__Do this__: Write out all the entries word for word and omit any pictures.

** Start of The data **

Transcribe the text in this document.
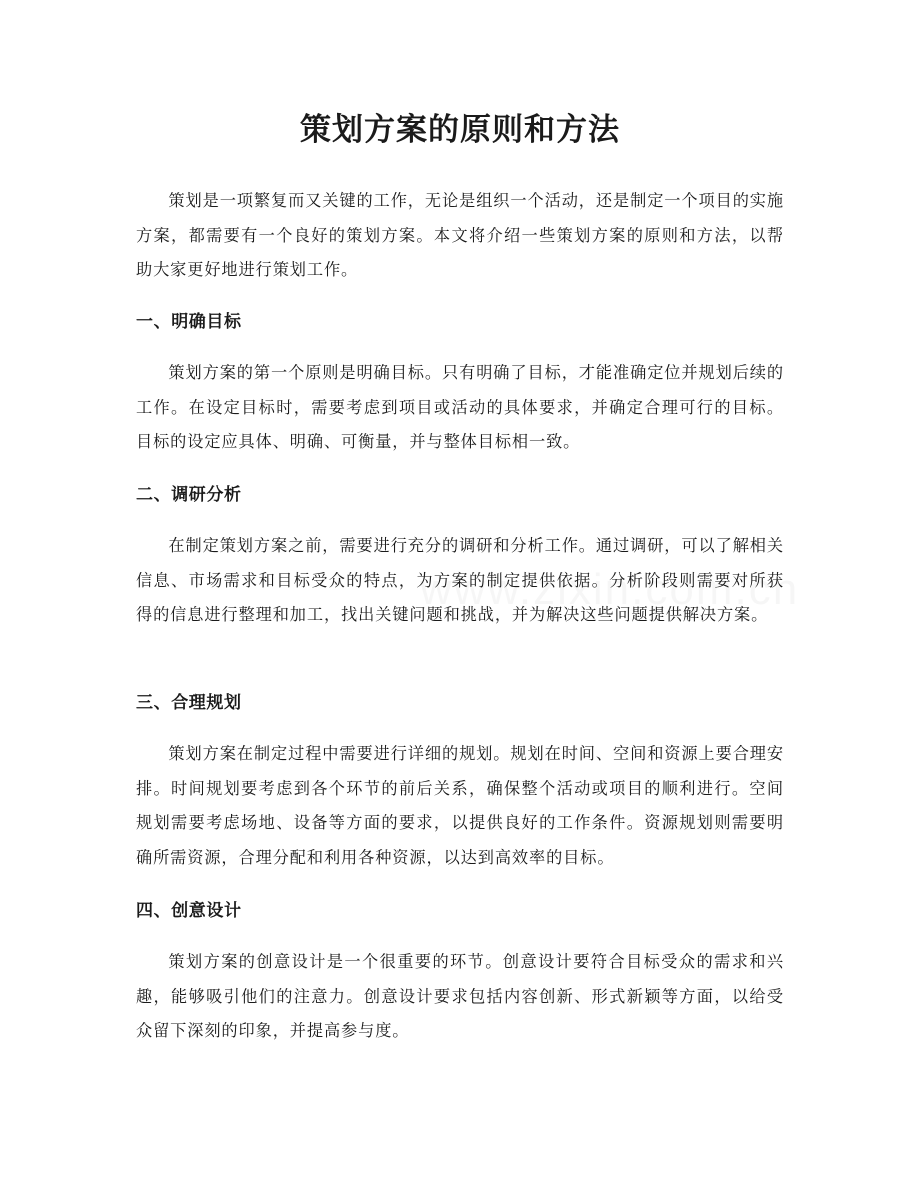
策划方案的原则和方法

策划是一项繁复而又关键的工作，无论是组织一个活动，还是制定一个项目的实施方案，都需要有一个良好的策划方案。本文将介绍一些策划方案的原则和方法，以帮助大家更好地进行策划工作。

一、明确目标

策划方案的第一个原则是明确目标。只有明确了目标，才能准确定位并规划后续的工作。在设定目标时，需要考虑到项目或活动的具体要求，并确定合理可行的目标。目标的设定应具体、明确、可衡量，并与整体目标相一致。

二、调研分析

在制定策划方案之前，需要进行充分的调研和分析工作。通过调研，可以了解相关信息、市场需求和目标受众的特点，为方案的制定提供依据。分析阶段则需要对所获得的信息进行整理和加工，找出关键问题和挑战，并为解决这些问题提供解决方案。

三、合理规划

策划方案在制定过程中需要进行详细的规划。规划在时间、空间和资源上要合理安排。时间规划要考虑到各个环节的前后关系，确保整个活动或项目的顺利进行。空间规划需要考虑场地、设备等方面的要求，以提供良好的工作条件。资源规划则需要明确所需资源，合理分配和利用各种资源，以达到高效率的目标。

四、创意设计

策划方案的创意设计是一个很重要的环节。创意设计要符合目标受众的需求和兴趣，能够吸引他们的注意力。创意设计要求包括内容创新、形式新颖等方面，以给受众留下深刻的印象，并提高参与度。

** End of The data **

__Correct response__:
Transcribe the text in this document.
策划方案的原则和方法

策划是一项繁复而又关键的工作，无论是组织一个活动，还是制定一个项目的实施方案，都需要有一个良好的策划方案。本文将介绍一些策划方案的原则和方法，以帮助大家更好地进行策划工作。

一、明确目标

策划方案的第一个原则是明确目标。只有明确了目标，才能准确定位并规划后续的工作。在设定目标时，需要考虑到项目或活动的具体要求，并确定合理可行的目标。目标的设定应具体、明确、可衡量，并与整体目标相一致。

二、调研分析

在制定策划方案之前，需要进行充分的调研和分析工作。通过调研，可以了解相关信息、市场需求和目标受众的特点，为方案的制定提供依据。分析阶段则需要对所获得的信息进行整理和加工，找出关键问题和挑战，并为解决这些问题提供解决方案。

三、合理规划

策划方案在制定过程中需要进行详细的规划。规划在时间、空间和资源上要合理安排。时间规划要考虑到各个环节的前后关系，确保整个活动或项目的顺利进行。空间规划需要考虑场地、设备等方面的要求，以提供良好的工作条件。资源规划则需要明确所需资源，合理分配和利用各种资源，以达到高效率的目标。

四、创意设计

策划方案的创意设计是一个很重要的环节。创意设计要符合目标受众的需求和兴趣，能够吸引他们的注意力。创意设计要求包括内容创新、形式新颖等方面，以给受众留下深刻的印象，并提高参与度。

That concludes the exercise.